Ein Gespräch über QUIC mit Jana Iyengar: Die Neugestaltung grundlegender Standards im Web

Seit ich vor einigen Monaten zu Fastly kam, durfte ich spannenderweise miterleben, wie Fastly sich für das Wohl des Internets einsetzt. Ich hatte auch die Gelegenheit, mich mit einigen der Leute, die das Ganze vorantreiben, eingehender zu unterhalten. Zu den Verbesserungen, die aus dieser Initiative hervorgegangen sind, gehört unter anderem QUIC, ein bahnbrechendes Transport-Layer-Netzwerkprotokoll, das das bisherige TCP ersetzt. Mehr als eine Milliarde Nutzer verwenden QUIC im Rahmen ihrer täglichen Aktivitäten im Internet.

Eines der zentralen Mitglieder des Teams, das diese Bemühungen bei Fastly leitet, ist Jana Iyengar, unser VP of Product for Infrastructure Services. Er ist ein langjähriger Veteran in der Welt der Transportstandards und Netzwerke. Im Laufe der Jahre hat er (unter anderem) an der Entwicklung und Implementierung von QUIC und HTTP/3 mitgearbeitet und war als Redakteur der QUIC-Spezifikationen der IETF tätig.

## Datensätze zu Elementboxen

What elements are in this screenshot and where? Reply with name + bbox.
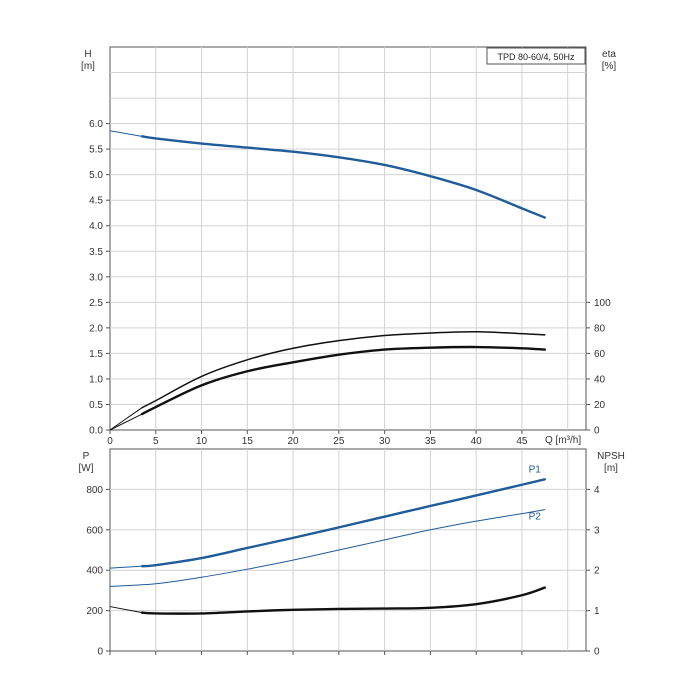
y-left-tick-label: 1.0 (89, 374, 103, 385)
y-left-tick-label: 3.0 (89, 272, 103, 283)
series-line-0 (140, 478, 547, 568)
chart-title-box: TPD 80-60/4, 50Hz (486, 47, 586, 65)
series-line-4 (109, 606, 143, 614)
series-label-p2: P2 (529, 512, 542, 523)
lower-panel: P1 P2 0 200 400 600 800 0 1 2 3 4 P [W] NPSH [m] (79, 448, 625, 658)
x-tick-label: 25 (333, 436, 345, 447)
y-right-tick-label: 100 (594, 298, 611, 309)
lower-grid (110, 449, 586, 651)
y-right-tick-label: 20 (594, 400, 606, 411)
y-right-label-line1: NPSH (597, 451, 625, 462)
y-right-tick-label: 0 (594, 647, 600, 658)
x-axis-label: Q [m³/h] (545, 435, 581, 446)
y-right-tick-label: 60 (594, 349, 606, 360)
y-left-tick-label: 6.0 (89, 119, 103, 130)
y-right-tick-label: 2 (594, 566, 600, 577)
series-label-p1: P1 (529, 464, 542, 475)
y-left-label-line2: [W] (79, 463, 94, 474)
series-line-3 (140, 586, 547, 615)
y-right-tick-label: 1 (594, 606, 600, 617)
y-right-label-line1: eta (602, 49, 616, 60)
series-line-2 (109, 509, 546, 587)
y-left-tick-label: 3.5 (89, 247, 103, 258)
series-line-2 (141, 330, 546, 409)
x-tick-label: 30 (379, 436, 391, 447)
chart-title: TPD 80-60/4, 50Hz (497, 52, 575, 62)
series-line-1 (109, 130, 143, 137)
x-tick-label: 40 (471, 436, 483, 447)
y-left-tick-label: 1.5 (89, 349, 103, 360)
y-left-label-line2: [m] (81, 61, 95, 72)
x-tick-label: 45 (516, 436, 528, 447)
y-left-tick-label: 4.5 (89, 196, 103, 207)
x-tick-label: 35 (425, 436, 437, 447)
series-line-1 (109, 565, 143, 569)
y-left-tick-label: 5.5 (89, 145, 103, 156)
y-left-tick-label: 600 (86, 525, 103, 536)
lower-series-group: P1 P2 (109, 464, 547, 615)
upper-panel: 0.0 0.5 1.0 1.5 2.0 2.5 3.0 3.5 4.0 4.5 5.0 5.5 6.0 0… (81, 46, 617, 447)
series-line-4 (140, 345, 547, 416)
series-line-3 (109, 407, 143, 431)
y-left-tick-label: 2.5 (89, 298, 103, 309)
y-left-tick-label: 2.0 (89, 323, 103, 334)
y-left-tick-label: 0 (97, 647, 103, 658)
y-left-tick-label: 0.5 (89, 400, 103, 411)
upper-series-group (109, 130, 547, 431)
y-left-tick-label: 4.0 (89, 221, 103, 232)
x-tick-label: 5 (153, 436, 159, 447)
x-tick-label: 15 (242, 436, 254, 447)
y-left-tick-label: 200 (86, 606, 103, 617)
y-right-label-line2: [%] (602, 61, 617, 72)
y-right-tick-label: 4 (594, 485, 600, 496)
x-tick-label: 20 (288, 436, 300, 447)
series-line-0 (140, 135, 547, 219)
y-right-label-line2: [m] (604, 463, 618, 474)
y-left-label-line1: P (83, 451, 90, 462)
lower-plot-frame (109, 448, 587, 652)
lower-axes: 0 200 400 600 800 0 1 2 3 4 (86, 485, 600, 658)
upper-plot-frame (109, 46, 587, 431)
upper-axes: 0.0 0.5 1.0 1.5 2.0 2.5 3.0 3.5 4.0 4.5 5.0 5.5 6.0 0… (89, 119, 611, 447)
x-tick-label: 0 (107, 436, 113, 447)
y-left-label-line1: H (84, 49, 91, 60)
y-left-tick-label: 0.0 (89, 426, 103, 437)
y-left-tick-label: 800 (86, 485, 103, 496)
y-right-tick-label: 3 (594, 525, 600, 536)
y-right-tick-label: 40 (594, 374, 606, 385)
y-right-tick-label: 80 (594, 323, 606, 334)
title-box-frame (486, 47, 586, 65)
x-tick-label: 10 (196, 436, 208, 447)
y-left-tick-label: 5.0 (89, 170, 103, 181)
y-right-tick-label: 0 (594, 426, 600, 437)
series-line-5 (109, 413, 143, 431)
y-left-tick-label: 400 (86, 566, 103, 577)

## Kurze Aufgabe
Schreibe aus dem Text über QUIC einen Abschnitt wortgetreu ab. Beginne bei den Worten „Seit ich vor“ und höre nach „Aktivitäten im Internet.“ auf.

## Lösung
Seit ich vor einigen Monaten zu Fastly kam, durfte ich spannenderweise miterleben, wie Fastly sich für das Wohl des Internets einsetzt. Ich hatte auch die Gelegenheit, mich mit einigen der Leute, die das Ganze vorantreiben, eingehender zu unterhalten. Zu den Verbesserungen, die aus dieser Initiative hervorgegangen sind, gehört unter anderem QUIC, ein bahnbrechendes Transport-Layer-Netzwerkprotokoll, das das bisherige TCP ersetzt. Mehr als eine Milliarde Nutzer verwenden QUIC im Rahmen ihrer täglichen Aktivitäten im Internet.